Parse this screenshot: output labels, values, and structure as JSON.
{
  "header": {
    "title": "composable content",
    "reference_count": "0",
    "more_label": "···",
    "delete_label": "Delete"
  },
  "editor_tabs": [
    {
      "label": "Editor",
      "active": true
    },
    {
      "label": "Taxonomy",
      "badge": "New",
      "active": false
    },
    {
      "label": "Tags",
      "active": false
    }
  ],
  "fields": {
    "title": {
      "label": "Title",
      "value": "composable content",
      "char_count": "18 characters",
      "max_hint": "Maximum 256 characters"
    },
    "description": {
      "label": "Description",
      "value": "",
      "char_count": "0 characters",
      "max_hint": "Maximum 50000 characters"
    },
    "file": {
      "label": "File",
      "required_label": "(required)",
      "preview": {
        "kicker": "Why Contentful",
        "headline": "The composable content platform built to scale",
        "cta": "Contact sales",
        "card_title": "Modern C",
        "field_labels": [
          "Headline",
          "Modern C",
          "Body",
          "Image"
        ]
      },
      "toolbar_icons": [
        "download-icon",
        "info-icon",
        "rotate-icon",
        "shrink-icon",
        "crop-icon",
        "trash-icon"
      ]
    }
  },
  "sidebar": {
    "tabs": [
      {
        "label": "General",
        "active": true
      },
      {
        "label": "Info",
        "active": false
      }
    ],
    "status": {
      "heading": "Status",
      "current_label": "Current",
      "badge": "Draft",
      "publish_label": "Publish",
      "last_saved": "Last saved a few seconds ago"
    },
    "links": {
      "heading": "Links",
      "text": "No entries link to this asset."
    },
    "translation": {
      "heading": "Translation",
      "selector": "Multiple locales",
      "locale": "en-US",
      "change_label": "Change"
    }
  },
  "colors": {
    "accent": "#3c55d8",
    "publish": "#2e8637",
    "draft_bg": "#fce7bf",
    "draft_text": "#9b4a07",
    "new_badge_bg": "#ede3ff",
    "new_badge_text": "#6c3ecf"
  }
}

***

**Stated task**
From the entries above, list each line with "this" in it.

**Written answer**
Parse this screenshot: output labels, values, and structure as JSON.
      "text": "No entries link to this asset."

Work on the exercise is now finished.